### Description of the task
Go through the material below and report how many lines contain "Insert". Give only the number.

• • • • • • •

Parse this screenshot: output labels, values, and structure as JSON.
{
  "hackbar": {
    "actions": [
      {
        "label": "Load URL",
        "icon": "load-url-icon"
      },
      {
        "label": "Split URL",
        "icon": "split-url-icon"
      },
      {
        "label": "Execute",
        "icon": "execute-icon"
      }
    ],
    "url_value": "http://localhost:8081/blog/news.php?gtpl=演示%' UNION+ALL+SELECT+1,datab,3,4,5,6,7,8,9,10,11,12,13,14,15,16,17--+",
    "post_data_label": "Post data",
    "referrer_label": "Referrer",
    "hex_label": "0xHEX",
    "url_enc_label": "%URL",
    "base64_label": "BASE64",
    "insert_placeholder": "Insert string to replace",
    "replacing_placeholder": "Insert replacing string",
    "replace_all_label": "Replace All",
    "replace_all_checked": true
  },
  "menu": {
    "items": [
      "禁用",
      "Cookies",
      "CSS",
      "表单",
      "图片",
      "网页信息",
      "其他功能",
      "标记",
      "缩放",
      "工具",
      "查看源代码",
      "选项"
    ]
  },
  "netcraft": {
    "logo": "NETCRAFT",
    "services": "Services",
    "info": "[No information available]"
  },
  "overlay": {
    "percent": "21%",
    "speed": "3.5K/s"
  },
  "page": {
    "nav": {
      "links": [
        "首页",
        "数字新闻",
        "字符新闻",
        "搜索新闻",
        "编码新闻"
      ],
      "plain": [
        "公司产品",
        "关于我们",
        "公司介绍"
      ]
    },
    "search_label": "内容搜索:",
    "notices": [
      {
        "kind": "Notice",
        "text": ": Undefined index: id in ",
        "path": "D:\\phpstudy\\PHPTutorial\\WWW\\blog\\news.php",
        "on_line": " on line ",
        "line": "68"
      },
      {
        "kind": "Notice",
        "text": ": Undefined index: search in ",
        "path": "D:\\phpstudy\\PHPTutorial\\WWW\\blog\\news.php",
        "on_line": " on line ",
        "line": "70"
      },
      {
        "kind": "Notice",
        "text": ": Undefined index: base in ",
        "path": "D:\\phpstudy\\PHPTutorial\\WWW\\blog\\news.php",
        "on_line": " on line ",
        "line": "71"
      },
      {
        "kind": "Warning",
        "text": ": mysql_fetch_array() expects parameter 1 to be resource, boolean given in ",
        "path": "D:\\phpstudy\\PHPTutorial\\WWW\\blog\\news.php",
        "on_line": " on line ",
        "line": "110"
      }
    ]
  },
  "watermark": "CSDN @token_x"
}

• • • • • • •

### Complete answer
2